Given task. In the material below, the lines containing the word "dina" are required; copy each of them.

Stored data entries.
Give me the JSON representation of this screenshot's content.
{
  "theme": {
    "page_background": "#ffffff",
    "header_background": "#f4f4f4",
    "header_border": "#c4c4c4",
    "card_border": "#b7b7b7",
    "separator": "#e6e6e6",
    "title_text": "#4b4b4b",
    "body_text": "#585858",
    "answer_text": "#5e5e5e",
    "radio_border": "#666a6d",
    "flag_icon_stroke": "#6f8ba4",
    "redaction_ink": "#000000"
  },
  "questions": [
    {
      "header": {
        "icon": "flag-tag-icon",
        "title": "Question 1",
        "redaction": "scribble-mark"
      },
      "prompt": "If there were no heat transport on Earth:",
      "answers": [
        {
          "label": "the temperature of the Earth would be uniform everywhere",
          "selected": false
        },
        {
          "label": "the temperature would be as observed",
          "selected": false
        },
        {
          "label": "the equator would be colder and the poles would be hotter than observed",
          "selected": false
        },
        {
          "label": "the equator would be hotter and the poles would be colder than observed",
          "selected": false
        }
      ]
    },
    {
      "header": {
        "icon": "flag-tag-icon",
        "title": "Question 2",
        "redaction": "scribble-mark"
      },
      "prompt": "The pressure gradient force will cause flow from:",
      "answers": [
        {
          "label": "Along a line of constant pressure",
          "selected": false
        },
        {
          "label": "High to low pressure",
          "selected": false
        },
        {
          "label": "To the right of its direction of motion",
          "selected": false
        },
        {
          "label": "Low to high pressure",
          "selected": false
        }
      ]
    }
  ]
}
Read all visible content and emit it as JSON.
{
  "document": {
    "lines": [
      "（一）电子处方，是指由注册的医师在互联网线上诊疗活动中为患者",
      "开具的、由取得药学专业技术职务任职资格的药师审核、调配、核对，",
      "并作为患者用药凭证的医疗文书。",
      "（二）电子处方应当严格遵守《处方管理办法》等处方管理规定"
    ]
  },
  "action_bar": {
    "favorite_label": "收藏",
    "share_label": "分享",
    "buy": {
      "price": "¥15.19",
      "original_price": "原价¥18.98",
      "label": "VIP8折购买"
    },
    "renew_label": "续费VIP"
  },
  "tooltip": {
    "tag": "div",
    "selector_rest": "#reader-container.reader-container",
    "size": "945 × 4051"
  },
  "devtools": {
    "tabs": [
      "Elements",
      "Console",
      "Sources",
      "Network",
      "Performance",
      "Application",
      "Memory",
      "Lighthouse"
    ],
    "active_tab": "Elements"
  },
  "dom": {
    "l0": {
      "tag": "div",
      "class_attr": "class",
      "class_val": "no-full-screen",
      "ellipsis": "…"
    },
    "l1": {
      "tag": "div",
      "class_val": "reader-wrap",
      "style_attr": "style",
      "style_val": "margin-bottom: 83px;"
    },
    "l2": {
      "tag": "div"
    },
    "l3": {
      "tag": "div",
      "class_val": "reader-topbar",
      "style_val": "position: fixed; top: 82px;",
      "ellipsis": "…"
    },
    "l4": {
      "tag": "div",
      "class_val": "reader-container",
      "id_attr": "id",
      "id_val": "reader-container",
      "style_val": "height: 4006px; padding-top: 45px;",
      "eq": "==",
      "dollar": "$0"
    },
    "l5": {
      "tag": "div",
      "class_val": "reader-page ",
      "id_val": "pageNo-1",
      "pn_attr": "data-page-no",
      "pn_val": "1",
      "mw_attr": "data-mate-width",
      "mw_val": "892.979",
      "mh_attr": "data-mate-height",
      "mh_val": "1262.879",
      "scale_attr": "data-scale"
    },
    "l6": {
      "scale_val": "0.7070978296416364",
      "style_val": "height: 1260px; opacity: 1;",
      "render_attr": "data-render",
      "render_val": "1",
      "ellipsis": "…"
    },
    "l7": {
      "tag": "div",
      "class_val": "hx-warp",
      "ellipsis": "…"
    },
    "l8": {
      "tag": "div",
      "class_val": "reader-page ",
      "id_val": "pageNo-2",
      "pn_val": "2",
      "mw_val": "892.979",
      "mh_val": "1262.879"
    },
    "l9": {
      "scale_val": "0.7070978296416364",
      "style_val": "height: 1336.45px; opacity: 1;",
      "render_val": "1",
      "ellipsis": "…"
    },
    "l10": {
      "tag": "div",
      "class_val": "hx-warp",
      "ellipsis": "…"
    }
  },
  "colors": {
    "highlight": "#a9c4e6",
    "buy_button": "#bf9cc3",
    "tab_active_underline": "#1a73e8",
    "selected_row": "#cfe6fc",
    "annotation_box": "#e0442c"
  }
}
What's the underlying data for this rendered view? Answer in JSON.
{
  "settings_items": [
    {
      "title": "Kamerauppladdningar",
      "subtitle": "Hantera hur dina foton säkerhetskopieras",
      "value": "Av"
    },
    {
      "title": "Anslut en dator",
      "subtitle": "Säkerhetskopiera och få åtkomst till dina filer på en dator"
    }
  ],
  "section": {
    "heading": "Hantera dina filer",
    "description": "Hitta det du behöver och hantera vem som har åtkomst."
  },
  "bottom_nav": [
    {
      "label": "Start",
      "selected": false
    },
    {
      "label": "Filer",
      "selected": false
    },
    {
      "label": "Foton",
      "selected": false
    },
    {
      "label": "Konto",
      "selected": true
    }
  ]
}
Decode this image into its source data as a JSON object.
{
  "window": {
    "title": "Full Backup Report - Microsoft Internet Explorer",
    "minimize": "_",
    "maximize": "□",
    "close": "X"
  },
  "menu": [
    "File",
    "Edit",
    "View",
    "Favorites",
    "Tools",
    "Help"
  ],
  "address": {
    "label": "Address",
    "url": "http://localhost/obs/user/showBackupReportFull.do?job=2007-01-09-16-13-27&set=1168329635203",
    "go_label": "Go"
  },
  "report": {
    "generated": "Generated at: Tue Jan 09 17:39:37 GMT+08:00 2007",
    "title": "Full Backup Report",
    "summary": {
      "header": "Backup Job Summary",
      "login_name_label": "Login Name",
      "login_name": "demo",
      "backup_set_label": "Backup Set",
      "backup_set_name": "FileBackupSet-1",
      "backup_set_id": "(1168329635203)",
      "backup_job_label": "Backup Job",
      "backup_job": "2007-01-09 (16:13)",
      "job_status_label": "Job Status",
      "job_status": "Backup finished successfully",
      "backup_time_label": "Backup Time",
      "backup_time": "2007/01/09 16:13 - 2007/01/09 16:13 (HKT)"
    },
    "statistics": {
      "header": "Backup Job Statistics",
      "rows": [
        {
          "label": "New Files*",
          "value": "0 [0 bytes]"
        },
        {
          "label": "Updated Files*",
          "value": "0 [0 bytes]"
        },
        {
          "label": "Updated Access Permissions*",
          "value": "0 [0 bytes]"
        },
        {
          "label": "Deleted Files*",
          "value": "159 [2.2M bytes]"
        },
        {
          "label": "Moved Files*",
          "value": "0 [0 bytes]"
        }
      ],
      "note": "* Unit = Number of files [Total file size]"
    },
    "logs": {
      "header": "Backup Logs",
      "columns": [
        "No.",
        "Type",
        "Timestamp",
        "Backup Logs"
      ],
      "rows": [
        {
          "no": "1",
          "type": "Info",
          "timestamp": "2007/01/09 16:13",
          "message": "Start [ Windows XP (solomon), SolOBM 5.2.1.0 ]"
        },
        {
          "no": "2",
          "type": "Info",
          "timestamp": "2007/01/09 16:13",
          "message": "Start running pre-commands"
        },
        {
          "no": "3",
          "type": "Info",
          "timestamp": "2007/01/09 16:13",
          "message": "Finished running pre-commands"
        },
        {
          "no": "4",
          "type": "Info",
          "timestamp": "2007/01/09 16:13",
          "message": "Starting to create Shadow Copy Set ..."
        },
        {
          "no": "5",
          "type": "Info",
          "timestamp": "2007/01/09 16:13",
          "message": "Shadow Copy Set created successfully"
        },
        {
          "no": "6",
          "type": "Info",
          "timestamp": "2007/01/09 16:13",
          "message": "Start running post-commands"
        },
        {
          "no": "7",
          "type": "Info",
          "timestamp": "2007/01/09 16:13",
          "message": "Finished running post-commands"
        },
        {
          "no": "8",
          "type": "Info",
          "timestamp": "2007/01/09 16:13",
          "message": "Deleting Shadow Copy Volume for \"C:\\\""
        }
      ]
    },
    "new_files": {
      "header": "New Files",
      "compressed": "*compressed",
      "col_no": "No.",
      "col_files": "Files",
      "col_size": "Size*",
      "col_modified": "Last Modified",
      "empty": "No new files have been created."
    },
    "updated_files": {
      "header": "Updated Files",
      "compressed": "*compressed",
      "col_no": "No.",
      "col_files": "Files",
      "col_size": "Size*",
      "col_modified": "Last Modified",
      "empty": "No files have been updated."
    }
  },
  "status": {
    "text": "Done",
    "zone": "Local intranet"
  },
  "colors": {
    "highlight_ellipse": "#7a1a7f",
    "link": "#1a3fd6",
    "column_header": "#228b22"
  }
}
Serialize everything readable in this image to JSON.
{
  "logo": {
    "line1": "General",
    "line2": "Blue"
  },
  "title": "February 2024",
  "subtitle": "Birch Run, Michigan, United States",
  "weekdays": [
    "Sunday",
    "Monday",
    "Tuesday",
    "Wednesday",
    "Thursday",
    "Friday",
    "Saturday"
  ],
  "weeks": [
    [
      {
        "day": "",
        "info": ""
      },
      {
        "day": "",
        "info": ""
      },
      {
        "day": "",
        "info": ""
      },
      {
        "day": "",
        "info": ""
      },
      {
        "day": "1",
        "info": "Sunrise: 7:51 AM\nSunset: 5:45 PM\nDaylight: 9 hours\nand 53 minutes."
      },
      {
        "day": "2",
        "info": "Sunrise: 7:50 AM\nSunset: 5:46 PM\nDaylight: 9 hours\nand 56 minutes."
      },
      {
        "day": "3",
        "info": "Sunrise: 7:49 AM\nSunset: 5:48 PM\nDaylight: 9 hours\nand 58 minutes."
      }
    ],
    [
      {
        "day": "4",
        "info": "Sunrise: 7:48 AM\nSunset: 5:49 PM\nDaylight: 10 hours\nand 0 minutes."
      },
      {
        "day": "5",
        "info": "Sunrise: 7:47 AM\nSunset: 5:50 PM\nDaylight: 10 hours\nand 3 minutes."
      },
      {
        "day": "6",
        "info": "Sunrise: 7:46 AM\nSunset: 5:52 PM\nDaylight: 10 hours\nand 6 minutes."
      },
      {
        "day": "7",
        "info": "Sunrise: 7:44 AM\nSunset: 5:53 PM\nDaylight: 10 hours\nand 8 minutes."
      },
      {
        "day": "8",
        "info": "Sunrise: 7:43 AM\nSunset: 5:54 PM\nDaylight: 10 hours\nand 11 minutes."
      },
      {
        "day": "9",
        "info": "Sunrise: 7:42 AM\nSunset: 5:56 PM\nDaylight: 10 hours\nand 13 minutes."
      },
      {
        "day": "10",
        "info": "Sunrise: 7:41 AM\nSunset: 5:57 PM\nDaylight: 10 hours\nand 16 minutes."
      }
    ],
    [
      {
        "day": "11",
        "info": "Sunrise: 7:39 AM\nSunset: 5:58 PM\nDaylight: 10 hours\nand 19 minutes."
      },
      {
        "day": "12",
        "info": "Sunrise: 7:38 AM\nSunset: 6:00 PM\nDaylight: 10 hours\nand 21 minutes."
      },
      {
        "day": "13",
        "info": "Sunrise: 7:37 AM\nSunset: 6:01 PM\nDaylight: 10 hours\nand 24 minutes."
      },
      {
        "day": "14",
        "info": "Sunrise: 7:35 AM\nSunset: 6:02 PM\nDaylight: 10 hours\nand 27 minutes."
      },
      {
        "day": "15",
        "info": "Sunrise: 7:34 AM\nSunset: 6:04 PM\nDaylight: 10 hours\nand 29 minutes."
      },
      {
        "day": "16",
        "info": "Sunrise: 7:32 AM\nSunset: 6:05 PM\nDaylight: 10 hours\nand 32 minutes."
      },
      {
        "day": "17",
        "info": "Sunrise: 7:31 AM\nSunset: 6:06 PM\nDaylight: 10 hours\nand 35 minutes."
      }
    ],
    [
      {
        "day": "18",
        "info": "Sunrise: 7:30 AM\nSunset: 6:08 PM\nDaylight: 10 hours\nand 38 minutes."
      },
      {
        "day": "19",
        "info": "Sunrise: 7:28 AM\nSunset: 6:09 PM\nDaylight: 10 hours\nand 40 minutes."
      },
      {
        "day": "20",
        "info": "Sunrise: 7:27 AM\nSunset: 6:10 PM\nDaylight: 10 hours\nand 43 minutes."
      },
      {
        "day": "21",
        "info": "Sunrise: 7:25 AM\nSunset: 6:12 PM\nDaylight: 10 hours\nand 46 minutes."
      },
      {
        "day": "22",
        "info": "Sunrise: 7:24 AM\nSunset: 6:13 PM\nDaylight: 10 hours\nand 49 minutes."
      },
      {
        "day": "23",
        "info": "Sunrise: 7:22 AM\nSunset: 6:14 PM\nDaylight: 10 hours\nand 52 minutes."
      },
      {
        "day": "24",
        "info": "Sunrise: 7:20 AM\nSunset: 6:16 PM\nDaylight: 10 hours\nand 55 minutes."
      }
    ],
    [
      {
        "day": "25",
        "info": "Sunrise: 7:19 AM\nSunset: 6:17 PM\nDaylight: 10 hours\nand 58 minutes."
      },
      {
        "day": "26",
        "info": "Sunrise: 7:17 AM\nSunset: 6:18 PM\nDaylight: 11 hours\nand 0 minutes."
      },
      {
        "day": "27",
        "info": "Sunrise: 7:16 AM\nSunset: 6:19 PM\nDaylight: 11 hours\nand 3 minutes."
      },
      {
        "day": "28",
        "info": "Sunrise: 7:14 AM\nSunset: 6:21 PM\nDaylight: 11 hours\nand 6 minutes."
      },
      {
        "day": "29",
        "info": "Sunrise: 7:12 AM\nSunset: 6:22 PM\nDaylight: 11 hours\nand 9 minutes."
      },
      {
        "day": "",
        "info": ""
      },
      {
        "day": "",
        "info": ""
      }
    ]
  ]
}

Task answer.
      "subtitle": "Hantera hur dina foton säkerhetskopieras",
      "subtitle": "Säkerhetskopiera och få åtkomst till dina filer på en dator"
    "heading": "Hantera dina filer",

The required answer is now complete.